#### [TASK DETAILS]
Every entry that follows should be reproduced exactly.
++++ ITEMS
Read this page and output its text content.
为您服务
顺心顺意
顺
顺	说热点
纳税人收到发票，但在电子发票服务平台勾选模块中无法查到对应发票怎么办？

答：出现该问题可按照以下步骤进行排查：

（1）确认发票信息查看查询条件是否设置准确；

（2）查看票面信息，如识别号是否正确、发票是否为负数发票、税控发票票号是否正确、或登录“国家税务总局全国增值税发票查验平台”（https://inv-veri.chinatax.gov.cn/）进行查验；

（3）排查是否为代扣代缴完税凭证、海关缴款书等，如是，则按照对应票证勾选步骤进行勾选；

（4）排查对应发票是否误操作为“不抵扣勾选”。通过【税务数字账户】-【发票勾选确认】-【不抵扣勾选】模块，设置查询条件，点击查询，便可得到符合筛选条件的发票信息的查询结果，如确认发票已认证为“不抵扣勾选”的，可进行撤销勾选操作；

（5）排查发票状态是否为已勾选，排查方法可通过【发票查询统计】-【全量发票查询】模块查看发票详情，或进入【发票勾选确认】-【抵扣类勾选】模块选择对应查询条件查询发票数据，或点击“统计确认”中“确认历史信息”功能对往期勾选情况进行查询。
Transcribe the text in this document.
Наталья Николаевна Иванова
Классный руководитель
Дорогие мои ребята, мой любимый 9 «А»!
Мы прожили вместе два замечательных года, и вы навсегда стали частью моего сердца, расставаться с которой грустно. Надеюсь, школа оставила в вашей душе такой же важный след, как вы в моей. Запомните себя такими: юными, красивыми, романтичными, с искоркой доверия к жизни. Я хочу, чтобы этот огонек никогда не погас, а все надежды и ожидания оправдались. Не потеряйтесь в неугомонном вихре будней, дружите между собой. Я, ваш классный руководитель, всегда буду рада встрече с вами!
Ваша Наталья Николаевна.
++++++++
#### [RESULT OF THE TASK]
Read this page and output its text content.
为您服务
顺心顺意
顺
顺	说热点
纳税人收到发票，但在电子发票服务平台勾选模块中无法查到对应发票怎么办？

答：出现该问题可按照以下步骤进行排查：

（1）确认发票信息查看查询条件是否设置准确；

（2）查看票面信息，如识别号是否正确、发票是否为负数发票、税控发票票号是否正确、或登录“国家税务总局全国增值税发票查验平台”（https://inv-veri.chinatax.gov.cn/）进行查验；

（3）排查是否为代扣代缴完税凭证、海关缴款书等，如是，则按照对应票证勾选步骤进行勾选；

（4）排查对应发票是否误操作为“不抵扣勾选”。通过【税务数字账户】-【发票勾选确认】-【不抵扣勾选】模块，设置查询条件，点击查询，便可得到符合筛选条件的发票信息的查询结果，如确认发票已认证为“不抵扣勾选”的，可进行撤销勾选操作；

（5）排查发票状态是否为已勾选，排查方法可通过【发票查询统计】-【全量发票查询】模块查看发票详情，或进入【发票勾选确认】-【抵扣类勾选】模块选择对应查询条件查询发票数据，或点击“统计确认”中“确认历史信息”功能对往期勾选情况进行查询。
Transcribe the text in this document.
Наталья Николаевна Иванова
Классный руководитель
Дорогие мои ребята, мой любимый 9 «А»!
Мы прожили вместе два замечательных года, и вы навсегда стали частью моего сердца, расставаться с которой грустно. Надеюсь, школа оставила в вашей душе такой же важный след, как вы в моей. Запомните себя такими: юными, красивыми, романтичными, с искоркой доверия к жизни. Я хочу, чтобы этот огонек никогда не погас, а все надежды и ожидания оправдались. Не потеряйтесь в неугомонном вихре будней, дружите между собой. Я, ваш классный руководитель, всегда буду рада встрече с вами!
Ваша Наталья Николаевна.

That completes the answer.